◆ Problem to work on:
Search the material below for the string "main" and list each line that holds it.

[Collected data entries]
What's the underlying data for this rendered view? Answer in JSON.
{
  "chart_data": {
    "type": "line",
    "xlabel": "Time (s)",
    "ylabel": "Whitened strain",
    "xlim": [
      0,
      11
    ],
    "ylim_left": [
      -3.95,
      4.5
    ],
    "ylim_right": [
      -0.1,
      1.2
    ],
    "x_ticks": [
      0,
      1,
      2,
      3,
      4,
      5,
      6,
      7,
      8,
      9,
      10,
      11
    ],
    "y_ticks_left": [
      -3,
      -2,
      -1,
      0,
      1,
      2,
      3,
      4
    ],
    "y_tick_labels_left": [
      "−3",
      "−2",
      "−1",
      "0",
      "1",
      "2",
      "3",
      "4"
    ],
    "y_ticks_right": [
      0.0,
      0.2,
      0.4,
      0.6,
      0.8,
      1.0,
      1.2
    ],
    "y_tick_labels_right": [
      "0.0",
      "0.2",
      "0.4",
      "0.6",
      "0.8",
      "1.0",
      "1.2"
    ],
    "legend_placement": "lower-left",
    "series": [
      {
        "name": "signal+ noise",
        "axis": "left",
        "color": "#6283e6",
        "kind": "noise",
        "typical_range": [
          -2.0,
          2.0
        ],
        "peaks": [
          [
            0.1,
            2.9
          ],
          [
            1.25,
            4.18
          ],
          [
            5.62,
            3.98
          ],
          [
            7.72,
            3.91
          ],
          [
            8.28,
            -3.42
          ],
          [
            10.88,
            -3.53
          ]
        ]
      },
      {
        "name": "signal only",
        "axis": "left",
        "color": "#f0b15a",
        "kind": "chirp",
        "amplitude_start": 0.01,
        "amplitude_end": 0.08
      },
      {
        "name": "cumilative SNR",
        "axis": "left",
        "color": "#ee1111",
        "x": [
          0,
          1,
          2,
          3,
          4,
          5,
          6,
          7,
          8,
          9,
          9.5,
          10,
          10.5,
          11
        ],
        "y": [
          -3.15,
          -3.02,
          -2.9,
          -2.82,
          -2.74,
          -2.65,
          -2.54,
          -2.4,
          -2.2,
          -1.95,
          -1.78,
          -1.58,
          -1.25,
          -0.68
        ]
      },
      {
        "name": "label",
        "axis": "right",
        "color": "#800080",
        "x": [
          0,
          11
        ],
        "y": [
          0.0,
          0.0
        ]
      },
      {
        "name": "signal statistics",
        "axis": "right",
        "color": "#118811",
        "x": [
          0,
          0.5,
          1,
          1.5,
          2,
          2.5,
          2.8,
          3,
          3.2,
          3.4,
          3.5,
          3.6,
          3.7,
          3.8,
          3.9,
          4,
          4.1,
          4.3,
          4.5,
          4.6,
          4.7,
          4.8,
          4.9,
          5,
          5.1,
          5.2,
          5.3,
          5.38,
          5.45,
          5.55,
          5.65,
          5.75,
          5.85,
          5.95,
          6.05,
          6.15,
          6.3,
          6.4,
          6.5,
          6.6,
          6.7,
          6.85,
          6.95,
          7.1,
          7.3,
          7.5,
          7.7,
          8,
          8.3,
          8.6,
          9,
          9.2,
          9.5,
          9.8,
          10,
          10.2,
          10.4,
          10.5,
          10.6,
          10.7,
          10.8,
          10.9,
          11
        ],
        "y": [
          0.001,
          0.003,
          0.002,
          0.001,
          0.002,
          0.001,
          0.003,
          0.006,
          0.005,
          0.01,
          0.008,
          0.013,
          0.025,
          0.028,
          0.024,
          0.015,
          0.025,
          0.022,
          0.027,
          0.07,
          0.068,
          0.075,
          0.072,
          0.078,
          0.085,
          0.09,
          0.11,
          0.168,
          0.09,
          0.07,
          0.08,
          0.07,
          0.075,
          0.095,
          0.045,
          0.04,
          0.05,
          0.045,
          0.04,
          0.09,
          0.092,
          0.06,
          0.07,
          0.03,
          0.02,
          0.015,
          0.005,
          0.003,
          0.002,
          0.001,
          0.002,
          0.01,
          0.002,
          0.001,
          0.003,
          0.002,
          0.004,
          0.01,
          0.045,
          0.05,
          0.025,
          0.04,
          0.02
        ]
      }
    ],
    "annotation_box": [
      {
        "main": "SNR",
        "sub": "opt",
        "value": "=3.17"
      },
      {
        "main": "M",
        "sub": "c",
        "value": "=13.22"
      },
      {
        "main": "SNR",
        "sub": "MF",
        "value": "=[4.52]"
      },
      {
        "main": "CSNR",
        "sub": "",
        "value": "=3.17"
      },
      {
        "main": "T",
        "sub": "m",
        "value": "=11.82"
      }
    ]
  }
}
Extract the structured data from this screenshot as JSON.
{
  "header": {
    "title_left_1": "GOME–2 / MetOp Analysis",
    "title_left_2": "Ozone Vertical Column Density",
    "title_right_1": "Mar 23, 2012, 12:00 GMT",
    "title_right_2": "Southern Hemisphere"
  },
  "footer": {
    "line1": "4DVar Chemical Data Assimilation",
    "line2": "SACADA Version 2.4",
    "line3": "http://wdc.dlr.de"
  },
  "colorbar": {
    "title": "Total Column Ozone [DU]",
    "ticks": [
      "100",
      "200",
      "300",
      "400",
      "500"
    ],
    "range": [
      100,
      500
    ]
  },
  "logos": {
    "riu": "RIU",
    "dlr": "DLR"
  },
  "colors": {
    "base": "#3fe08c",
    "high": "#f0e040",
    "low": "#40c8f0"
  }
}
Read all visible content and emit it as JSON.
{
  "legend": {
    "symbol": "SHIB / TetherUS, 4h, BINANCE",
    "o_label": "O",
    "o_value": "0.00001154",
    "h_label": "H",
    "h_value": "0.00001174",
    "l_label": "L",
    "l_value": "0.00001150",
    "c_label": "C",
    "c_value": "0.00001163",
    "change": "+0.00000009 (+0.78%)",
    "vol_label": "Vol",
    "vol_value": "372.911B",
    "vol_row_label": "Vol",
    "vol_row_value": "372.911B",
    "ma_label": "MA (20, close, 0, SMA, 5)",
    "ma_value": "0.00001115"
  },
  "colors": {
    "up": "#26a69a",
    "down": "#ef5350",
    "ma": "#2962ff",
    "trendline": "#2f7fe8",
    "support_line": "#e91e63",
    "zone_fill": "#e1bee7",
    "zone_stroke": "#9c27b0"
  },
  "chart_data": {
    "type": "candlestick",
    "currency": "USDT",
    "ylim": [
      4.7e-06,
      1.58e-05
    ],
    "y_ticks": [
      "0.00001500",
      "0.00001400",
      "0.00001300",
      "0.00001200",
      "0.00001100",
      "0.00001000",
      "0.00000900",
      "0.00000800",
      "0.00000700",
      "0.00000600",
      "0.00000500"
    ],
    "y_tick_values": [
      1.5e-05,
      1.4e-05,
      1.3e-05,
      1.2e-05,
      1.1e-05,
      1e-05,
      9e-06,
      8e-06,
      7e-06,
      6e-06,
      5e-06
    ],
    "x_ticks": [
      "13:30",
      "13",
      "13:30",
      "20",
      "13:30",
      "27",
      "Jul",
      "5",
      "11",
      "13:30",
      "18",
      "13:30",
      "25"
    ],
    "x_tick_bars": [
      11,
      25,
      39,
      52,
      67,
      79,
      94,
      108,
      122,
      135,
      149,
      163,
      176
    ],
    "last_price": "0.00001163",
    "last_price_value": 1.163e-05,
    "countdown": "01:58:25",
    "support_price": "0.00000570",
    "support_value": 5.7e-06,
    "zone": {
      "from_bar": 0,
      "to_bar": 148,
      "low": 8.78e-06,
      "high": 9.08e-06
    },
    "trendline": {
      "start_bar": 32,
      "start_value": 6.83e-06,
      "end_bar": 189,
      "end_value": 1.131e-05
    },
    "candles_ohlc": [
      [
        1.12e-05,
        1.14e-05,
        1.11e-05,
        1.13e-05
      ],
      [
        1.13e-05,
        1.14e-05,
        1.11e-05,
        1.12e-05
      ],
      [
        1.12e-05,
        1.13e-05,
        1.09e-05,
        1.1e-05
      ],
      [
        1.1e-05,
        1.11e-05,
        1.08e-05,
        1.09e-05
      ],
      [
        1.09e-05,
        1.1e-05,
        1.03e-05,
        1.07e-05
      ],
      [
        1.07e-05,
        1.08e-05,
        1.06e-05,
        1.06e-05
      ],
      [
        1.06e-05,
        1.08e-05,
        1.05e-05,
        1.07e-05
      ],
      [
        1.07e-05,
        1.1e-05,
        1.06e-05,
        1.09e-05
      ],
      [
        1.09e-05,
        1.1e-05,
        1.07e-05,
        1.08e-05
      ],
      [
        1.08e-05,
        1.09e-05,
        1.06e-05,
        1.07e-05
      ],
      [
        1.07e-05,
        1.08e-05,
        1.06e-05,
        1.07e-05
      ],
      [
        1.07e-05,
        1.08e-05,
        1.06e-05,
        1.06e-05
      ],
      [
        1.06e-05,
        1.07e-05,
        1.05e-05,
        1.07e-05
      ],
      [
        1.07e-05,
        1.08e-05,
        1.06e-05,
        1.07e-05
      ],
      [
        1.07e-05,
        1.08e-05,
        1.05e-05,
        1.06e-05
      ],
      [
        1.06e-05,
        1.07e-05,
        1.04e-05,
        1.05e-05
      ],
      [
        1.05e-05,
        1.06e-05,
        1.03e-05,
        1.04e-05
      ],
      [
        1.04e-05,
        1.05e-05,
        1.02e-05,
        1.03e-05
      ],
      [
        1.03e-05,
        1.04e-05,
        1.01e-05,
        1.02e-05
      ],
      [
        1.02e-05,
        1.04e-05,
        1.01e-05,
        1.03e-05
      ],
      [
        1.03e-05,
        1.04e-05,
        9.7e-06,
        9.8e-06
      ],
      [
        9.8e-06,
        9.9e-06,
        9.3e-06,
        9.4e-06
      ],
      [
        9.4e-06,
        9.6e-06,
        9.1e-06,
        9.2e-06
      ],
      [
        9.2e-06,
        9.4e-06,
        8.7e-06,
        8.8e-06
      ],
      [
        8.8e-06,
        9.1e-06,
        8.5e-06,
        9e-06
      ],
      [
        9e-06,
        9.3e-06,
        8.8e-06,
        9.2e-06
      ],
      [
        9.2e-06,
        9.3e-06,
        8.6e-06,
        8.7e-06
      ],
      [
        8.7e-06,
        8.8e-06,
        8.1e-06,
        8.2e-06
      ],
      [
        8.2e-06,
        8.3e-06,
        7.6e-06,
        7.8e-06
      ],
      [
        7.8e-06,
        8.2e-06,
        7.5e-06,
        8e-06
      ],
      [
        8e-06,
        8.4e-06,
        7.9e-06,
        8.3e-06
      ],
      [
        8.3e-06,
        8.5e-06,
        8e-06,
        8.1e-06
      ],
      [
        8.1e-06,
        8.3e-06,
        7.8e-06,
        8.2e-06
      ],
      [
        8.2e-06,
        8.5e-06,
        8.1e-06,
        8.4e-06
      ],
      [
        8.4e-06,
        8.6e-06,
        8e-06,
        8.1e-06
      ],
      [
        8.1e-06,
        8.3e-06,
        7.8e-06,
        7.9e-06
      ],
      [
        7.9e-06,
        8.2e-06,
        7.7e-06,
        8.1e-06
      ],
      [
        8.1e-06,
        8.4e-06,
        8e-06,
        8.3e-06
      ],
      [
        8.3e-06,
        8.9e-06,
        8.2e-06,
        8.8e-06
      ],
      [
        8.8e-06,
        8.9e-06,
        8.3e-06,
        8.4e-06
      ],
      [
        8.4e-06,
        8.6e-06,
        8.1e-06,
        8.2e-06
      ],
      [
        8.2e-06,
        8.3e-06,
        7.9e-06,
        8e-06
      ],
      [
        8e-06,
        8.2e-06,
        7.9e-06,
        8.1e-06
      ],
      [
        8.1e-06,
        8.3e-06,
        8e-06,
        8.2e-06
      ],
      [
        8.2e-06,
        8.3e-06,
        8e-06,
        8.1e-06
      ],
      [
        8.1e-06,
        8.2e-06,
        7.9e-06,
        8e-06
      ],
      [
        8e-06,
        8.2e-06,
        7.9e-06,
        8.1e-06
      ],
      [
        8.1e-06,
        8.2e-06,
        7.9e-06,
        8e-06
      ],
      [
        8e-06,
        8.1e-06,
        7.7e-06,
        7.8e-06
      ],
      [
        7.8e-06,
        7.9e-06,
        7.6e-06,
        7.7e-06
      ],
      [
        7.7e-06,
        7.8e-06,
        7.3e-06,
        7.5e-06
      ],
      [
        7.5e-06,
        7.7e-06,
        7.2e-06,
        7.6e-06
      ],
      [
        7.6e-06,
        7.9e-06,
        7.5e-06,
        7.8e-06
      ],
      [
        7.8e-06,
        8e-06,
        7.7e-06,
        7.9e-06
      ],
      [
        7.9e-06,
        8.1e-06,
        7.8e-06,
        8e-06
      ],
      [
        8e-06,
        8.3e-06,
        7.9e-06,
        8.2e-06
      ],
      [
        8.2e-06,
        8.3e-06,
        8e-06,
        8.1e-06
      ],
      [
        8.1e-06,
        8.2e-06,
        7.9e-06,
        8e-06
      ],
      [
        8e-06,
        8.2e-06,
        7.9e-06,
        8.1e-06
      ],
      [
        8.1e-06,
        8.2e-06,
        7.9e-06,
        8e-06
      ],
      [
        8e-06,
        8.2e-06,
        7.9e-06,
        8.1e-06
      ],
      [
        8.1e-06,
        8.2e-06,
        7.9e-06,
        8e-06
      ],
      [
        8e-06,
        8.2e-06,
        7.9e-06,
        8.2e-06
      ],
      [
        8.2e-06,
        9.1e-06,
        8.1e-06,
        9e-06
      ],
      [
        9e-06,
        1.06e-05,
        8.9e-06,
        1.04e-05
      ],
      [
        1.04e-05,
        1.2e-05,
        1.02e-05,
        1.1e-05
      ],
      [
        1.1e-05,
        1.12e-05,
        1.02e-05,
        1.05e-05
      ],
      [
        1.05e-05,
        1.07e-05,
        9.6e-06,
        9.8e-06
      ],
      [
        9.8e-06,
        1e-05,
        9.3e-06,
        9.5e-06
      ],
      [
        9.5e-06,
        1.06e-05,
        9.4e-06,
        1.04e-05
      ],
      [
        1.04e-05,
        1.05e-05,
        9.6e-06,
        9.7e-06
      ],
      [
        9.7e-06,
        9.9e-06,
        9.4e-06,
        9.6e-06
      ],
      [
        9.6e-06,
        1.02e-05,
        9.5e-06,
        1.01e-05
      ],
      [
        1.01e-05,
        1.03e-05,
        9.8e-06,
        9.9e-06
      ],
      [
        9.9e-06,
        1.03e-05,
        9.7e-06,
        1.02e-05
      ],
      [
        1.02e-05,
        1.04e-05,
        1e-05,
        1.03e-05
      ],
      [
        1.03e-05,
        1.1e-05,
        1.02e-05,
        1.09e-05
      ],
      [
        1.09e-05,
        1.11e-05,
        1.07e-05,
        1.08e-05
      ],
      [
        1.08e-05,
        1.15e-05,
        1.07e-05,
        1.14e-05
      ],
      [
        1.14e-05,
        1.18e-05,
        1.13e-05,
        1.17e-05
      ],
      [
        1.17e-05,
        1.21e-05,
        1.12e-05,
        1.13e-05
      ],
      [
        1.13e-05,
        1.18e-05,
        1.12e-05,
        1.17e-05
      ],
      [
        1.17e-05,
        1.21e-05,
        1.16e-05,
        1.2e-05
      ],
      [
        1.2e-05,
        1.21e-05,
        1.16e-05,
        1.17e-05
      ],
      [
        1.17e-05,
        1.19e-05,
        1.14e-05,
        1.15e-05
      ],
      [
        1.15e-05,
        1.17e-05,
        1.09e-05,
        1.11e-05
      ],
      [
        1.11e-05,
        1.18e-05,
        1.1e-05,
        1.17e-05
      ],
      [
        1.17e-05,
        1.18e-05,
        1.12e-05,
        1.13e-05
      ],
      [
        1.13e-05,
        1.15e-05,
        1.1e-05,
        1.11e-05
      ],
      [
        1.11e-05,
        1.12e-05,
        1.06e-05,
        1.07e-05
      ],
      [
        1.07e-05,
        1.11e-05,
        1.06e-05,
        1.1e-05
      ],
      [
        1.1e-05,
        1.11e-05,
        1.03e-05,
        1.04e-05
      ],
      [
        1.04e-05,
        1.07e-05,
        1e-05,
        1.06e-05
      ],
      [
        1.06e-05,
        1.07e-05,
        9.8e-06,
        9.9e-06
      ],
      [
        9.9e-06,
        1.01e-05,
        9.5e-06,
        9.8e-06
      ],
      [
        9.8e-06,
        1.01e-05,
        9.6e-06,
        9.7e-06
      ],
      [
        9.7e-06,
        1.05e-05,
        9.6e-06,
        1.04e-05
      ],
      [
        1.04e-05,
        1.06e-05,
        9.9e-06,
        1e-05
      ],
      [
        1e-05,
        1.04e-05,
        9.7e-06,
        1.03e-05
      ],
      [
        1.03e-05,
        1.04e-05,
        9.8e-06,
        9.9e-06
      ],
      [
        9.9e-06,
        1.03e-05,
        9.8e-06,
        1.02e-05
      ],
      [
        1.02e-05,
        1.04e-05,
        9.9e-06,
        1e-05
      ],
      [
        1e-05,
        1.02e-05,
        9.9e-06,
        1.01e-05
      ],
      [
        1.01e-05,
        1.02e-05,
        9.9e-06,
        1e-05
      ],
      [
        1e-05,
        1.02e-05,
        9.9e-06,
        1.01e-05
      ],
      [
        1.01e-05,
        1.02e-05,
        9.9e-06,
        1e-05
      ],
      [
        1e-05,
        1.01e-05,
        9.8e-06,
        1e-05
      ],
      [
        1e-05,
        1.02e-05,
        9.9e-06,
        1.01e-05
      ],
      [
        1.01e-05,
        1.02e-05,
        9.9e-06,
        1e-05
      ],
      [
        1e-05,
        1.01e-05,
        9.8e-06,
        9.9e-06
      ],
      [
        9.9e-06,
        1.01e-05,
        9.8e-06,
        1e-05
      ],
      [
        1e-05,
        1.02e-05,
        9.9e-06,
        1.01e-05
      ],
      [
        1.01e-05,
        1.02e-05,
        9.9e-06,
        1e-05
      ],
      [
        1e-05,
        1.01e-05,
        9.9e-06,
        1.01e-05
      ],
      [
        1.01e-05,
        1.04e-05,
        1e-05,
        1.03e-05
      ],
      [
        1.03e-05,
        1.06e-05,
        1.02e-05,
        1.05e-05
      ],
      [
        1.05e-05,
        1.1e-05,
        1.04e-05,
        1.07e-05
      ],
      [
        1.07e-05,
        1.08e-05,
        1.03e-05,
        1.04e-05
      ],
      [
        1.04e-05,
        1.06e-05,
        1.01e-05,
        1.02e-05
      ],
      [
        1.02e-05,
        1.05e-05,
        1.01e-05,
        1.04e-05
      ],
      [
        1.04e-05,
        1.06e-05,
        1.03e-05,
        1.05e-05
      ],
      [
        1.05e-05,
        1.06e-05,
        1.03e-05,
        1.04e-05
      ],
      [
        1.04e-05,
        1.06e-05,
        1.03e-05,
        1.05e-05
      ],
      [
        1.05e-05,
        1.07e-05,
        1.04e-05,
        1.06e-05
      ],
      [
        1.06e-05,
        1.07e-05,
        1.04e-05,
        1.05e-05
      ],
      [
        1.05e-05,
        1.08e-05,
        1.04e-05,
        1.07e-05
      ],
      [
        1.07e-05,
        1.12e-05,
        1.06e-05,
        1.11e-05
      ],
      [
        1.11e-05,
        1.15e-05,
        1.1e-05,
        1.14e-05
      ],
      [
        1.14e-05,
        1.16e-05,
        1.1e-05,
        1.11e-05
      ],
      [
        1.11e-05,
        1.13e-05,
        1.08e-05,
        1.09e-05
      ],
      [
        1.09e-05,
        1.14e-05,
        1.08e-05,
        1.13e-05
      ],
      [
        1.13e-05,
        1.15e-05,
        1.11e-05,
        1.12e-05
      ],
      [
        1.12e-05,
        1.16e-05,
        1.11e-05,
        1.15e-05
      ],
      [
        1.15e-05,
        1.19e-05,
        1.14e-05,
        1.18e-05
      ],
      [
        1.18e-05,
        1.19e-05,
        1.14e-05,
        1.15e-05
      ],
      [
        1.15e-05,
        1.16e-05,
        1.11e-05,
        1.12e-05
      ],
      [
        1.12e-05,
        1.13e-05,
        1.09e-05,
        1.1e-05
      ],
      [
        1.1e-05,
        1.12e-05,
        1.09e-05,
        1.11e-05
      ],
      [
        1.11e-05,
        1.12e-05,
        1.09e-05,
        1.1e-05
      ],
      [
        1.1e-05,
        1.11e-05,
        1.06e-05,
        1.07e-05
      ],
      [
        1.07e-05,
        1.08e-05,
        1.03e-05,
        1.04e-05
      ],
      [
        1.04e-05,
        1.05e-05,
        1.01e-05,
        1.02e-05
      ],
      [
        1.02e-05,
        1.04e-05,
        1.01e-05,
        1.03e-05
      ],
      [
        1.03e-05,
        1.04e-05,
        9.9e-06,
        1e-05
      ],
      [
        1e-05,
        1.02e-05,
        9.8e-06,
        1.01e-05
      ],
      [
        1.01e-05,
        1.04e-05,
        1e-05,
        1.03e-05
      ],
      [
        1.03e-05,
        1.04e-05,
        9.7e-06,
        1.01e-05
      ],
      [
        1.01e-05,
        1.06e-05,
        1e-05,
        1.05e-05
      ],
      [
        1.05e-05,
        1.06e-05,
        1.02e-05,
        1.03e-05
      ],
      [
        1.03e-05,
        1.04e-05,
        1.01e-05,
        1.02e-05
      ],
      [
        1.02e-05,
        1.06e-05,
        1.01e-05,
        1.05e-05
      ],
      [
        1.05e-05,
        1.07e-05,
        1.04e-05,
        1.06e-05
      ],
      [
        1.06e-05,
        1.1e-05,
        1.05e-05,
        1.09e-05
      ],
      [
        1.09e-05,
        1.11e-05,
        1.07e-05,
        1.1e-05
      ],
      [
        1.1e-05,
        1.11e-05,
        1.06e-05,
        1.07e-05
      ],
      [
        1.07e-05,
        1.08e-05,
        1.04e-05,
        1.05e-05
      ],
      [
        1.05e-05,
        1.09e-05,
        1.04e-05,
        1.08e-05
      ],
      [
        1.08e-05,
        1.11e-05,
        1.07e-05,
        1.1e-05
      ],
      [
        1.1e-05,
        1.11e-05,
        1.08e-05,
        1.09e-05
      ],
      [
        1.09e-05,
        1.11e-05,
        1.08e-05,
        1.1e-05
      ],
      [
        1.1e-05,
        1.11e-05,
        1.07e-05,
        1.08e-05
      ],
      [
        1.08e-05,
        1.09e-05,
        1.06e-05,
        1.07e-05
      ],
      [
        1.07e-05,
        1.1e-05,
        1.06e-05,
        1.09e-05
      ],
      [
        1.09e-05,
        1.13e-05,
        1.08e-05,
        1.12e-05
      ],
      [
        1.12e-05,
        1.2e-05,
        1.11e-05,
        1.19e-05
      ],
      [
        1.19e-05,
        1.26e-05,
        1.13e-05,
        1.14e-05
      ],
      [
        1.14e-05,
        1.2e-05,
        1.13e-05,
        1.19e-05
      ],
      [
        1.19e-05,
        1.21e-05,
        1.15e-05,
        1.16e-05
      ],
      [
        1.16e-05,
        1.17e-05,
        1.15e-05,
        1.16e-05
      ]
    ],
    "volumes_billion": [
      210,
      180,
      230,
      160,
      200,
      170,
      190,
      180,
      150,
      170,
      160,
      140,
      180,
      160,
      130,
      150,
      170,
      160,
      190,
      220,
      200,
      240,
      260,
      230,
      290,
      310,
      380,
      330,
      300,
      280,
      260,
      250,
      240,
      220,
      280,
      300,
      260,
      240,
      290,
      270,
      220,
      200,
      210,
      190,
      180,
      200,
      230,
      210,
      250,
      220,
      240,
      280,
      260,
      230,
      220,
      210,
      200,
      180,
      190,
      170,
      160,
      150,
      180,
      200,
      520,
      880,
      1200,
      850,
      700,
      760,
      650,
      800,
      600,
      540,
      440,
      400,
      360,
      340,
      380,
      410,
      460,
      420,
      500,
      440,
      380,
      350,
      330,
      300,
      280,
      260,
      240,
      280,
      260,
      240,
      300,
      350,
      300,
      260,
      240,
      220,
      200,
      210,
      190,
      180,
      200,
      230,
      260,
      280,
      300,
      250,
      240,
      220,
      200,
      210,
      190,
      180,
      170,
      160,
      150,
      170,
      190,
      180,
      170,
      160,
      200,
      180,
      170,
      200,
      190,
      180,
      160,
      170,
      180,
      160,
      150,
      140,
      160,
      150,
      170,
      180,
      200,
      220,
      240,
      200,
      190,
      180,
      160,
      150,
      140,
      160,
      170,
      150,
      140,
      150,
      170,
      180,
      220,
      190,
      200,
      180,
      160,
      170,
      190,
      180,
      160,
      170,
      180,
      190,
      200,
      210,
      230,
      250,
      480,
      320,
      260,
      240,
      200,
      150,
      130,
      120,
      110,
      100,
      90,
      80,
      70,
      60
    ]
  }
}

◆ Result of this exercise:
        "main": "SNR",
        "main": "M",
        "main": "SNR",
        "main": "CSNR",
        "main": "T",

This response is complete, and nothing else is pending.